-- START INPUT FOR THIS TASK --

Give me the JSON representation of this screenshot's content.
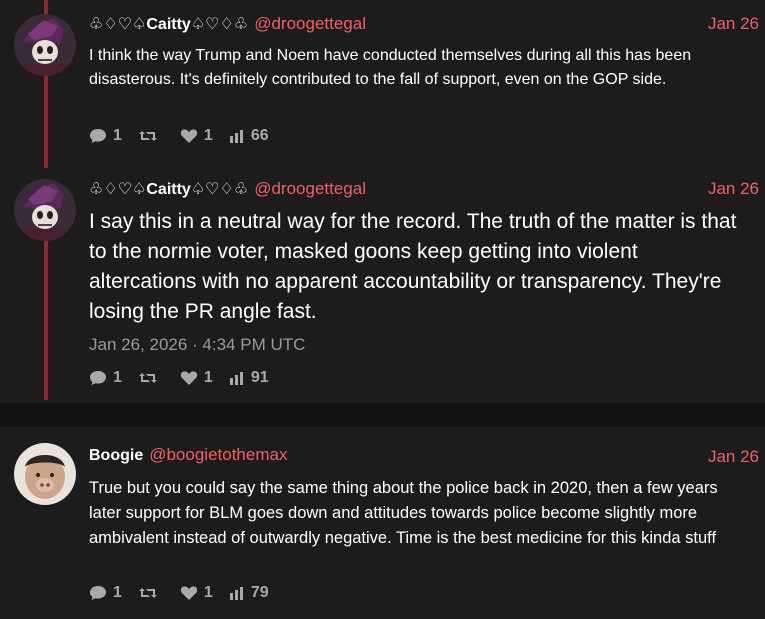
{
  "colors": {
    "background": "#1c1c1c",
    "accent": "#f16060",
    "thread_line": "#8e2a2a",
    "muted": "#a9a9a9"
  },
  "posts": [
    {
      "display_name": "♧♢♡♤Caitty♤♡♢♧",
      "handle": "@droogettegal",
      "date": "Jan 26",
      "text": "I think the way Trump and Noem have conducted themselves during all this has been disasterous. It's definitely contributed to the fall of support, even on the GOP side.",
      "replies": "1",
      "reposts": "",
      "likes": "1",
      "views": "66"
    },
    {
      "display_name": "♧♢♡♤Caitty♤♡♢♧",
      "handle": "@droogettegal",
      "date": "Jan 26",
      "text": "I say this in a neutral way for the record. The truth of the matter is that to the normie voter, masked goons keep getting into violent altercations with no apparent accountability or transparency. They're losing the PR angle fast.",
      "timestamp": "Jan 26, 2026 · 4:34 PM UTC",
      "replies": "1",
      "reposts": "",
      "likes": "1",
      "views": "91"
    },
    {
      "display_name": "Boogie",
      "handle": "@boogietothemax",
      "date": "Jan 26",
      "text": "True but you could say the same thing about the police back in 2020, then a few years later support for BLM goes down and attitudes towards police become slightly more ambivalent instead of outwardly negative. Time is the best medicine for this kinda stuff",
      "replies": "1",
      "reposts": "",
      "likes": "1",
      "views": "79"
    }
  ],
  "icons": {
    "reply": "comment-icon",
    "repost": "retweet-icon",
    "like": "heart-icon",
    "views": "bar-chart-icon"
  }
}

-- END INPUT FOR THIS TASK --
-- START INPUT FOR THIS TASK --

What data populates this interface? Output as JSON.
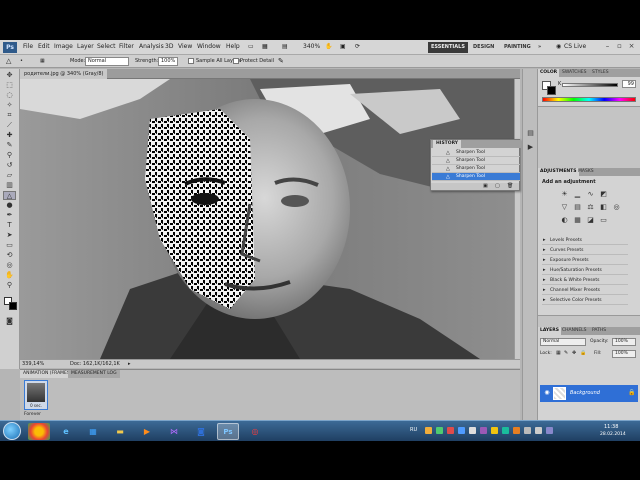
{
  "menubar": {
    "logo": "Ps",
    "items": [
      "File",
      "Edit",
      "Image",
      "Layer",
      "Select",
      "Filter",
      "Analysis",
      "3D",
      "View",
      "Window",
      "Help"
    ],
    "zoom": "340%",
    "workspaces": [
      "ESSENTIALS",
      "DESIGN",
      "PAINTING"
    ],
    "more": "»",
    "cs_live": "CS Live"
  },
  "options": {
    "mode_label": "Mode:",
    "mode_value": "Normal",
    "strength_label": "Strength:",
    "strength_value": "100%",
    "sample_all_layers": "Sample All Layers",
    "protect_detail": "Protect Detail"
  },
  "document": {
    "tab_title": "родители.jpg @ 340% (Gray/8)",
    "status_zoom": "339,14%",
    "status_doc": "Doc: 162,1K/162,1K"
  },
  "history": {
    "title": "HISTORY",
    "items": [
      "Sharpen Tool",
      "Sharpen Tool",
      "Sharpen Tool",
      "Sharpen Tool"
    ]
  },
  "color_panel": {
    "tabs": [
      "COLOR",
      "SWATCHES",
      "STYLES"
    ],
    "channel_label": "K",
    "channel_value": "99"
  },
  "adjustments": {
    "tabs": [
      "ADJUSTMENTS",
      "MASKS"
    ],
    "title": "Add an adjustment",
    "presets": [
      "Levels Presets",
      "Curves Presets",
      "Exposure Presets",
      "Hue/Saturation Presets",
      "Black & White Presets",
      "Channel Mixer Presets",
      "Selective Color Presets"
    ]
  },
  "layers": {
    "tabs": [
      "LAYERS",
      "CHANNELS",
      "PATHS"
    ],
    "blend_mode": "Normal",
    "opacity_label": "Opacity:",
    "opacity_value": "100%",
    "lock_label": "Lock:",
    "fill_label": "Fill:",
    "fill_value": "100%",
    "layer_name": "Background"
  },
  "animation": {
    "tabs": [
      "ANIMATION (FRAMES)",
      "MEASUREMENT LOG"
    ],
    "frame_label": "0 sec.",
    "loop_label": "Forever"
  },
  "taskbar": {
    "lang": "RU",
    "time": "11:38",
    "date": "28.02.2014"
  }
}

-- END INPUT FOR THIS TASK --

_WHAT IS BEING ASKED_:
For the listing above, give the number of lines in which the string "more" occurs, and nothing else.

_FINISHED ANSWER_:
2